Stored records
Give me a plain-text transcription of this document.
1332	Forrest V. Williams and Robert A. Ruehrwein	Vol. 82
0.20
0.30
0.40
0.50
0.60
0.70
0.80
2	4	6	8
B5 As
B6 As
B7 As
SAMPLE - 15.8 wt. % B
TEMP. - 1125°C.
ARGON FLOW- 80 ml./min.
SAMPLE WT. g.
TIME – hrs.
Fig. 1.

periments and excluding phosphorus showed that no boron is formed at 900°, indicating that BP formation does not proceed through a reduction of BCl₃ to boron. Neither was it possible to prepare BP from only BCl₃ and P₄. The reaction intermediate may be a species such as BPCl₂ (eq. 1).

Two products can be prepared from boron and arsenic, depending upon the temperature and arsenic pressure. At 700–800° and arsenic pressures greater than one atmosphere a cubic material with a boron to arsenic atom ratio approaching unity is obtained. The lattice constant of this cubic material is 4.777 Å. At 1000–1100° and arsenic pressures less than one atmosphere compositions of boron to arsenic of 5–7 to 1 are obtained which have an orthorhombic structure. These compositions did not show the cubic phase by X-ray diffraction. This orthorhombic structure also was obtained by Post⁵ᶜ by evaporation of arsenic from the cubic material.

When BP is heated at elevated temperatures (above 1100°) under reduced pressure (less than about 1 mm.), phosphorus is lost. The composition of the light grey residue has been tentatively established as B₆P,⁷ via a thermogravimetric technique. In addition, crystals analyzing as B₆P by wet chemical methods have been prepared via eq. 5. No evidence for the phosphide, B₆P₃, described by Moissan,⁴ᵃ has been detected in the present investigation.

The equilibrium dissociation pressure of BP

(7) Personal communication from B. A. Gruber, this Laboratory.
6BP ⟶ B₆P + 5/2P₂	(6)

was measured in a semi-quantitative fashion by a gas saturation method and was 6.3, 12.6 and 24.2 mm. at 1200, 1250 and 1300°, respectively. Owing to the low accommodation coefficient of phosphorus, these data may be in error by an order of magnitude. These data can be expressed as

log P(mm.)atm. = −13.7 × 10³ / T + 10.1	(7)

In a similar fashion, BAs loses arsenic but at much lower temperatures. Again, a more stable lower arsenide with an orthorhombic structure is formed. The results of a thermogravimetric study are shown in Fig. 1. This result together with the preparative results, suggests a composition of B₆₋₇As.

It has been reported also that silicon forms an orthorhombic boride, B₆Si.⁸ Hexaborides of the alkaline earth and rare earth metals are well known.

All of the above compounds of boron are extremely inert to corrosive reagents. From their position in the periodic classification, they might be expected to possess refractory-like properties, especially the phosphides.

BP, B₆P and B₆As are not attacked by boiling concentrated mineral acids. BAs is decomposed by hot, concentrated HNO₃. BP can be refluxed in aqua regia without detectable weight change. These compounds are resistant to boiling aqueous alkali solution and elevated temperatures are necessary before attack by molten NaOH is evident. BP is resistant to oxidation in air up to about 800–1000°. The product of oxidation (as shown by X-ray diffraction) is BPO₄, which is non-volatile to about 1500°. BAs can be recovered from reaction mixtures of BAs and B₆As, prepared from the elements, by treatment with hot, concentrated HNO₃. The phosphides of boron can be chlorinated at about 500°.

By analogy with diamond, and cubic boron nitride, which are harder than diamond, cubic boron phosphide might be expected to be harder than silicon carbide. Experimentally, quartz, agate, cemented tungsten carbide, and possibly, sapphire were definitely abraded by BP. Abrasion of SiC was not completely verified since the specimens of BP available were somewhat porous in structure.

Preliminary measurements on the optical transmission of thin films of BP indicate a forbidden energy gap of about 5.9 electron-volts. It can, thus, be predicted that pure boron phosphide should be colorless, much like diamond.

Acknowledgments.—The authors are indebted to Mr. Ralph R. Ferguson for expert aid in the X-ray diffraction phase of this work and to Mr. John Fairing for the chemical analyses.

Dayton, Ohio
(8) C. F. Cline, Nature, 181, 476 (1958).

• Direction: Count the lines of the material that include the word "thermogravimetric", then state only the total.

• Task response: 2